__Aim__. Copy the data from its beginning through the line containing "What elements are", including that line. Leave the picture out of your copy.

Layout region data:
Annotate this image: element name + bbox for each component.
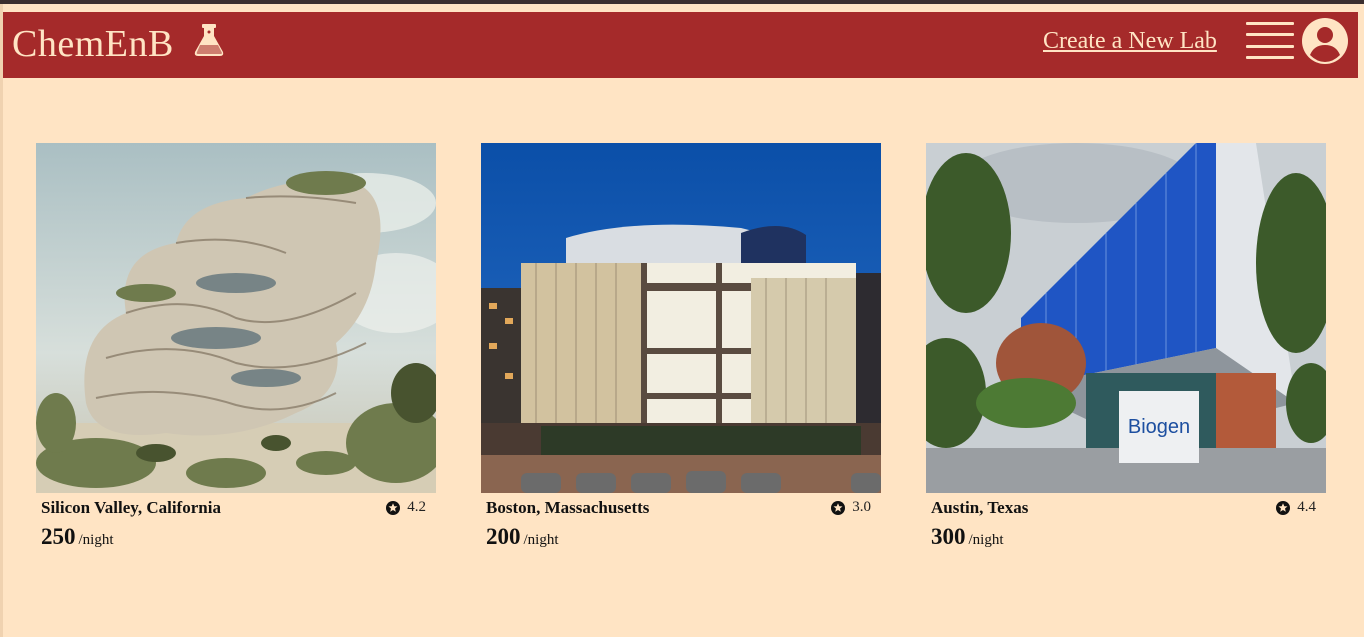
navbar: ChemEnB Create a New Lab — [3, 12, 1358, 78]
listing-location: Silicon Valley, California — [41, 498, 221, 517]
price-value: 300 — [931, 524, 966, 549]
rating-value: 3.0 — [852, 499, 871, 515]
listing-price: 200/night — [486, 524, 559, 550]
listing-location: Boston, Massachusetts — [486, 498, 650, 517]
listing-price: 250/night — [41, 524, 114, 550]
listing-photo[interactable] — [36, 143, 436, 493]
price-unit: /night — [968, 532, 1004, 548]
left-edge — [0, 4, 3, 637]
listing-rating: 4.2 — [386, 499, 426, 516]
star-circle-icon — [831, 500, 846, 515]
hamburger-menu-icon[interactable] — [1246, 21, 1294, 61]
top-border — [0, 0, 1364, 4]
listing-price: 300/night — [931, 524, 1004, 550]
listing-location: Austin, Texas — [931, 498, 1029, 517]
star-circle-icon — [1276, 500, 1291, 515]
price-unit: /night — [523, 532, 559, 548]
create-new-lab-link[interactable]: Create a New Lab — [1043, 27, 1217, 55]
listing-photo[interactable] — [481, 143, 881, 493]
price-unit: /night — [78, 532, 114, 548]
brand-title[interactable]: ChemEnB — [12, 24, 174, 64]
user-avatar-icon[interactable] — [1301, 17, 1349, 65]
biogen-sign: Biogen — [1128, 416, 1190, 438]
rating-value: 4.4 — [1297, 499, 1316, 515]
listing-rating: 4.4 — [1276, 499, 1316, 516]
rating-value: 4.2 — [407, 499, 426, 515]
listing-rating: 3.0 — [831, 499, 871, 516]
price-value: 200 — [486, 524, 521, 549]
price-value: 250 — [41, 524, 76, 549]
star-circle-icon — [386, 500, 401, 515]
listing-photo[interactable]: Biogen — [926, 143, 1326, 493]
flask-icon — [194, 24, 224, 56]
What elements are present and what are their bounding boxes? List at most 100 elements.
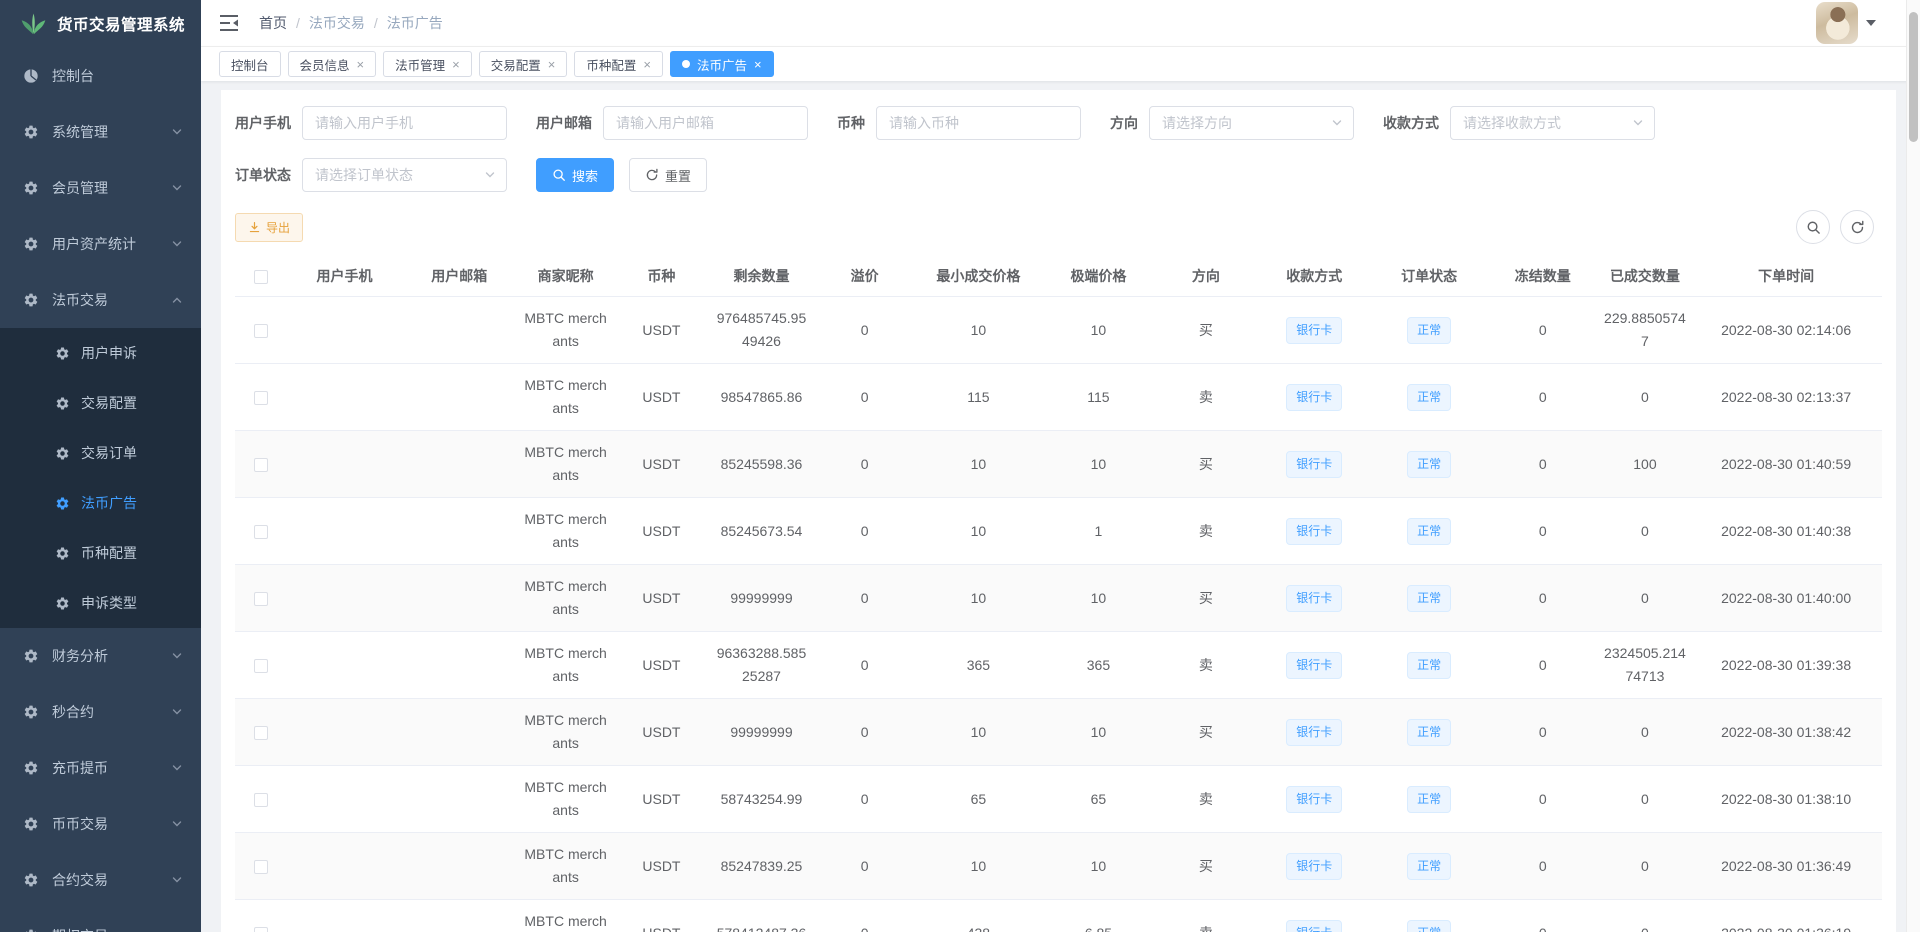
tab-3[interactable]: 交易配置× xyxy=(479,51,568,77)
cell: 10 xyxy=(915,699,1041,766)
sidebar: 货币交易管理系统 控制台系统管理会员管理用户资产统计法币交易用户申诉交易配置交易… xyxy=(0,0,201,932)
row-checkbox[interactable] xyxy=(254,860,268,874)
tab-close-icon[interactable]: × xyxy=(643,58,651,71)
menu-fold-icon[interactable] xyxy=(219,14,239,32)
tab-close-icon[interactable]: × xyxy=(548,58,556,71)
cell xyxy=(288,833,402,900)
order-status-tag: 正常 xyxy=(1407,786,1451,813)
cell xyxy=(401,297,517,364)
tab-0[interactable]: 控制台 xyxy=(219,51,281,77)
gear-icon xyxy=(55,396,70,411)
filter-label: 用户邮箱 xyxy=(536,113,592,133)
filter-field-1: 用户邮箱 xyxy=(536,106,808,140)
row-checkbox[interactable] xyxy=(254,458,268,472)
sidebar-item-7[interactable]: 充币提币 xyxy=(0,740,201,796)
search-icon xyxy=(1806,220,1821,235)
toggle-search-button[interactable] xyxy=(1796,210,1830,244)
收款方式-select[interactable]: 请选择收款方式 xyxy=(1450,106,1655,140)
sidebar-item-6[interactable]: 秒合约 xyxy=(0,684,201,740)
cell: 卖 xyxy=(1155,900,1256,932)
sidebar-item-label: 用户资产统计 xyxy=(52,234,171,254)
breadcrumb-item[interactable]: 法币交易 xyxy=(309,13,365,33)
tab-2[interactable]: 法币管理× xyxy=(383,51,472,77)
chevron-down-icon xyxy=(171,126,183,138)
tag-tabs-bar: 控制台会员信息×法币管理× 交易配置×币种配置× 法币广告 × xyxy=(201,47,1920,81)
sidebar-item-label: 系统管理 xyxy=(52,122,171,142)
search-button[interactable]: 搜索 xyxy=(536,158,614,192)
cell: 365 xyxy=(915,632,1041,699)
sidebar-item-2[interactable]: 会员管理 xyxy=(0,160,201,216)
table-row: MBTC merchantsUSDT976485745.954942601010… xyxy=(235,297,1882,364)
select-placeholder: 请选择方向 xyxy=(1162,113,1232,133)
sidebar-item-5[interactable]: 财务分析 xyxy=(0,628,201,684)
user-menu-caret-icon[interactable] xyxy=(1866,20,1876,26)
row-checkbox[interactable] xyxy=(254,927,268,932)
scrollbar-thumb[interactable] xyxy=(1909,12,1918,142)
用户邮箱-input[interactable] xyxy=(603,106,808,140)
payment-method-tag: 银行卡 xyxy=(1286,786,1342,813)
sidebar-item-1[interactable]: 系统管理 xyxy=(0,104,201,160)
tab-close-icon[interactable]: × xyxy=(452,58,460,71)
cell xyxy=(401,498,517,565)
row-checkbox[interactable] xyxy=(254,324,268,338)
avatar[interactable] xyxy=(1816,2,1858,44)
row-checkbox[interactable] xyxy=(254,726,268,740)
sidebar-item-4[interactable]: 法币交易 xyxy=(0,272,201,328)
refresh-table-button[interactable] xyxy=(1840,210,1874,244)
用户手机-input[interactable] xyxy=(302,106,507,140)
sidebar-item-10[interactable]: 期权交易 xyxy=(0,908,201,932)
breadcrumb-home[interactable]: 首页 xyxy=(259,13,287,33)
cell xyxy=(401,632,517,699)
cell: USDT xyxy=(614,498,709,565)
sidebar-item-0[interactable]: 控制台 xyxy=(0,48,201,104)
tab-1[interactable]: 会员信息× xyxy=(288,51,377,77)
cell: 0 xyxy=(814,431,915,498)
cell: 正常 xyxy=(1372,297,1486,364)
gear-icon xyxy=(23,648,39,664)
row-checkbox[interactable] xyxy=(254,793,268,807)
cell: MBTC merchants xyxy=(517,498,614,565)
sidebar-subitem-4-4[interactable]: 币种配置 xyxy=(0,528,201,578)
sidebar-item-3[interactable]: 用户资产统计 xyxy=(0,216,201,272)
cell: 银行卡 xyxy=(1256,632,1372,699)
cell: 10 xyxy=(915,431,1041,498)
main-content: 用户手机用户邮箱币种方向请选择方向收款方式请选择收款方式 订单状态请选择订单状态… xyxy=(201,81,1920,932)
cell xyxy=(288,565,402,632)
tab-5[interactable]: 法币广告 × xyxy=(670,51,774,77)
payment-method-tag: 银行卡 xyxy=(1286,451,1342,478)
app-logo[interactable]: 货币交易管理系统 xyxy=(0,0,201,48)
cell xyxy=(288,766,402,833)
sidebar-subitem-4-1[interactable]: 交易配置 xyxy=(0,378,201,428)
chevron-down-icon xyxy=(171,762,183,774)
sidebar-subitem-4-3[interactable]: 法币广告 xyxy=(0,478,201,528)
reset-button-label: 重置 xyxy=(665,166,691,185)
tab-4[interactable]: 币种配置× xyxy=(574,51,663,77)
sidebar-item-9[interactable]: 合约交易 xyxy=(0,852,201,908)
cell: 2022-08-30 01:36:49 xyxy=(1690,833,1882,900)
export-button[interactable]: 导出 xyxy=(235,213,303,242)
table-row: MBTC merchantsUSDT58743254.9906565卖银行卡正常… xyxy=(235,766,1882,833)
币种-input[interactable] xyxy=(876,106,1081,140)
sidebar-subitem-4-0[interactable]: 用户申诉 xyxy=(0,328,201,378)
payment-method-tag: 银行卡 xyxy=(1286,652,1342,679)
column-header: 溢价 xyxy=(814,256,915,297)
sidebar-subitem-4-5[interactable]: 申诉类型 xyxy=(0,578,201,628)
cell: 银行卡 xyxy=(1256,565,1372,632)
sidebar-subitem-4-2[interactable]: 交易订单 xyxy=(0,428,201,478)
row-checkbox[interactable] xyxy=(254,659,268,673)
row-checkbox[interactable] xyxy=(254,525,268,539)
sidebar-item-8[interactable]: 币币交易 xyxy=(0,796,201,852)
row-checkbox[interactable] xyxy=(254,592,268,606)
tab-close-icon[interactable]: × xyxy=(357,58,365,71)
cell xyxy=(401,833,517,900)
tab-close-icon[interactable]: × xyxy=(754,58,762,71)
tab-label: 法币广告 xyxy=(697,55,747,74)
方向-select[interactable]: 请选择方向 xyxy=(1149,106,1354,140)
reset-button[interactable]: 重置 xyxy=(629,158,707,192)
filter-field-0: 用户手机 xyxy=(235,106,507,140)
cell xyxy=(288,498,402,565)
订单状态-select[interactable]: 请选择订单状态 xyxy=(302,158,507,192)
select-all-checkbox[interactable] xyxy=(254,270,268,284)
row-checkbox[interactable] xyxy=(254,391,268,405)
gear-icon xyxy=(55,546,70,561)
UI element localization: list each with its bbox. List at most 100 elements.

__Reply__.
Annotate this image: element name + bbox for each component.
navbar: ChemEnB Create a New Lab — [3, 12, 1358, 78]
listing-location: Silicon Valley, California — [41, 498, 221, 517]
price-value: 300 — [931, 524, 966, 549]
rating-value: 3.0 — [852, 499, 871, 515]
listing-price: 200/night — [486, 524, 559, 550]
listing-location: Boston, Massachusetts — [486, 498, 650, 517]
listing-price: 250/night — [41, 524, 114, 550]
listing-photo[interactable] — [36, 143, 436, 493]
price-unit: /night — [968, 532, 1004, 548]
left-edge — [0, 4, 3, 637]
listing-rating: 4.2 — [386, 499, 426, 516]
star-circle-icon — [831, 500, 846, 515]
hamburger-menu-icon[interactable] — [1246, 21, 1294, 61]
top-border — [0, 0, 1364, 4]
listing-price: 300/night — [931, 524, 1004, 550]
listing-location: Austin, Texas — [931, 498, 1029, 517]
star-circle-icon — [1276, 500, 1291, 515]
price-unit: /night — [523, 532, 559, 548]
create-new-lab-link[interactable]: Create a New Lab — [1043, 27, 1217, 55]
listing-photo[interactable] — [481, 143, 881, 493]
price-unit: /night — [78, 532, 114, 548]
brand-title[interactable]: ChemEnB — [12, 24, 174, 64]
user-avatar-icon[interactable] — [1301, 17, 1349, 65]
biogen-sign: Biogen — [1128, 416, 1190, 438]
rating-value: 4.4 — [1297, 499, 1316, 515]
listing-rating: 4.4 — [1276, 499, 1316, 516]
rating-value: 4.2 — [407, 499, 426, 515]
listing-rating: 3.0 — [831, 499, 871, 516]
price-value: 200 — [486, 524, 521, 549]
price-value: 250 — [41, 524, 76, 549]
star-circle-icon — [386, 500, 401, 515]
listing-photo[interactable]: Biogen — [926, 143, 1326, 493]
flask-icon — [194, 24, 224, 56]
What elements are present and what are their bounding boxes? List at most 100 elements.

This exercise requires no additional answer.